- **EXERCISE PROMPT**: In the records below, find each line containing the word "Proizvodnja" and copy it.
— BEGIN RECORDS TO USE —
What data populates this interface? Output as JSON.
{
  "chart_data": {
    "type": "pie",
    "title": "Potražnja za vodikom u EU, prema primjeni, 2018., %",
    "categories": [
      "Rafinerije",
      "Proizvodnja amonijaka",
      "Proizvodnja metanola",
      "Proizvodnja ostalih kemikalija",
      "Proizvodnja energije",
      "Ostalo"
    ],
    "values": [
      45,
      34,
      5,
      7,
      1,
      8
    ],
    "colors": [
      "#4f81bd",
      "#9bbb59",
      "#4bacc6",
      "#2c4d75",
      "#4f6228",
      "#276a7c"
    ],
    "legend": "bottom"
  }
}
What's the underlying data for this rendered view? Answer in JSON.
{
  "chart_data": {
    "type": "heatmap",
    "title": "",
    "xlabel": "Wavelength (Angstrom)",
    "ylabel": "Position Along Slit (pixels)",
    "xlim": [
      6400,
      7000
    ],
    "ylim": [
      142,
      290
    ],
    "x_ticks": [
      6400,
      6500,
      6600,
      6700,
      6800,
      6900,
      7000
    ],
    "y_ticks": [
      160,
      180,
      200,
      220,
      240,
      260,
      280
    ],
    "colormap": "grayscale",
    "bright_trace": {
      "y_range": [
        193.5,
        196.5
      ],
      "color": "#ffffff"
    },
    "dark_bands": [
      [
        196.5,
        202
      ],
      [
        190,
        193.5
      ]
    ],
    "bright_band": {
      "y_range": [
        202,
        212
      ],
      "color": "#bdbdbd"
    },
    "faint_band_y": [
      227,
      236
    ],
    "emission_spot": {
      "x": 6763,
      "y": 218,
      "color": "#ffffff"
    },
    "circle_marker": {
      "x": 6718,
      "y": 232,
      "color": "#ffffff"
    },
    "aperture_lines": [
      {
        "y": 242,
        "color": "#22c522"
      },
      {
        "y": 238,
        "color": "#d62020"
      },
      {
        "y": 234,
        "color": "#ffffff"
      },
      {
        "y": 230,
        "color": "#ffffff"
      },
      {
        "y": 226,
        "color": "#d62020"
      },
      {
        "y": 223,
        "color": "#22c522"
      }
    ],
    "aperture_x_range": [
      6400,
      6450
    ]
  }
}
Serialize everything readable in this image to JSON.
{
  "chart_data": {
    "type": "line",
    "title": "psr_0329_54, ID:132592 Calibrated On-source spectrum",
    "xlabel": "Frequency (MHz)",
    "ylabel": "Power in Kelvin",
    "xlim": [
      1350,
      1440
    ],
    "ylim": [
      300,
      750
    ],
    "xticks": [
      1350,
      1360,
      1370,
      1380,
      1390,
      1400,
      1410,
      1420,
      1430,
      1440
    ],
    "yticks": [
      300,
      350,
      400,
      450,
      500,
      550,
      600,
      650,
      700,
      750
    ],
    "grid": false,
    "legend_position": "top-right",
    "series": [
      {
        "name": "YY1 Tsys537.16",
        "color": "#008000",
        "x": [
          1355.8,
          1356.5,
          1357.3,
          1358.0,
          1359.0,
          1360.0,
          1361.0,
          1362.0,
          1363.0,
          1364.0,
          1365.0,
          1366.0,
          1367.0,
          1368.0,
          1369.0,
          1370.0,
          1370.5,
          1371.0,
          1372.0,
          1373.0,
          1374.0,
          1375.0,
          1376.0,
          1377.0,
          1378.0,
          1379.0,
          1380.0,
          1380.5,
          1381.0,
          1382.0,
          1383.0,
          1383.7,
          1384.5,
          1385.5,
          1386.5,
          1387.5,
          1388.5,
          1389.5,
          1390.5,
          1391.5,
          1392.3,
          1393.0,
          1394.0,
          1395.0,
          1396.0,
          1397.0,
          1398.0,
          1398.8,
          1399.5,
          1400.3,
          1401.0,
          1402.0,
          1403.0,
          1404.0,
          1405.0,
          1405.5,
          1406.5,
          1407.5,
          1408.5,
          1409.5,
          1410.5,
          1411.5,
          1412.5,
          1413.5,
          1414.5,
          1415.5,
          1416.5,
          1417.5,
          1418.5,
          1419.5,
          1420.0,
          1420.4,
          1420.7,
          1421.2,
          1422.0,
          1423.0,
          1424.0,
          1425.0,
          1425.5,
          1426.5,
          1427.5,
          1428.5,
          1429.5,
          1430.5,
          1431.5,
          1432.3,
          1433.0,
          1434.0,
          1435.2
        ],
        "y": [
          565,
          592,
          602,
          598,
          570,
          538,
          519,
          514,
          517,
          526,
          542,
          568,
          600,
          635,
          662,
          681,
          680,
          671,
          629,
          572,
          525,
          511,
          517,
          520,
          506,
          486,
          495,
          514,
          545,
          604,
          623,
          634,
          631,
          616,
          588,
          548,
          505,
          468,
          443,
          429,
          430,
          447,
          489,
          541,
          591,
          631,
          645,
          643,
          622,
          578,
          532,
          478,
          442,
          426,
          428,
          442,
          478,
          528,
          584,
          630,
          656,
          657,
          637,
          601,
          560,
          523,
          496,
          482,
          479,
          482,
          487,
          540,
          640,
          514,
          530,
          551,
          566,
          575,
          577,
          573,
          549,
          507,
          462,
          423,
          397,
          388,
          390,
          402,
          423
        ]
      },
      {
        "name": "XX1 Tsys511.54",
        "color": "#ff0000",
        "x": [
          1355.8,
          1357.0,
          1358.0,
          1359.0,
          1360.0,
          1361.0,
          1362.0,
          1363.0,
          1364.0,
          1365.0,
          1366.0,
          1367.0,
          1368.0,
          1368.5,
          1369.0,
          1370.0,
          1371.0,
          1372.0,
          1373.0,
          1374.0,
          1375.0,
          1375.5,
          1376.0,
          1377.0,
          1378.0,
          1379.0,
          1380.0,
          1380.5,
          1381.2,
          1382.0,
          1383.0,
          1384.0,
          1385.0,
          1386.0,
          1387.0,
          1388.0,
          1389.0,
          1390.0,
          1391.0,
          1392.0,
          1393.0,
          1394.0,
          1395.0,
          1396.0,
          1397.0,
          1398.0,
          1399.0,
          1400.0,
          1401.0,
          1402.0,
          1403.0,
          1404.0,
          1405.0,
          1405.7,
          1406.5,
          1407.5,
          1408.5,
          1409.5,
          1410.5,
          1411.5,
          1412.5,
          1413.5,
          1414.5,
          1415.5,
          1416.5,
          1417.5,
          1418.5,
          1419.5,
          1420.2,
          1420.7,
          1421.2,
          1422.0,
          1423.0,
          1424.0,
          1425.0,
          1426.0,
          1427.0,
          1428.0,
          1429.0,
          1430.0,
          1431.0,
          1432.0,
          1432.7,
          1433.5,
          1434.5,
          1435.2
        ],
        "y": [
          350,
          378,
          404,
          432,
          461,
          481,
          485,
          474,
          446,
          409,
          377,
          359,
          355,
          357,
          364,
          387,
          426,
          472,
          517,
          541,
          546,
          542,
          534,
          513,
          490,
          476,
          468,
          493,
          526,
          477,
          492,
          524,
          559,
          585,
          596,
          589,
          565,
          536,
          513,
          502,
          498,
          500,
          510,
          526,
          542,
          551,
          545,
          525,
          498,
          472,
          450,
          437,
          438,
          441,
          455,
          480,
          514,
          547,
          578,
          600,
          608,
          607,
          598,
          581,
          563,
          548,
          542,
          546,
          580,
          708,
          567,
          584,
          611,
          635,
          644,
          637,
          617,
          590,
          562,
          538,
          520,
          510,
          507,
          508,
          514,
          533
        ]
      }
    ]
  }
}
— END RECORDS TO USE —
- **RESPONSE TO THIS TASK**:
      "Proizvodnja amonijaka",
      "Proizvodnja metanola",
      "Proizvodnja ostalih kemikalija",
      "Proizvodnja energije",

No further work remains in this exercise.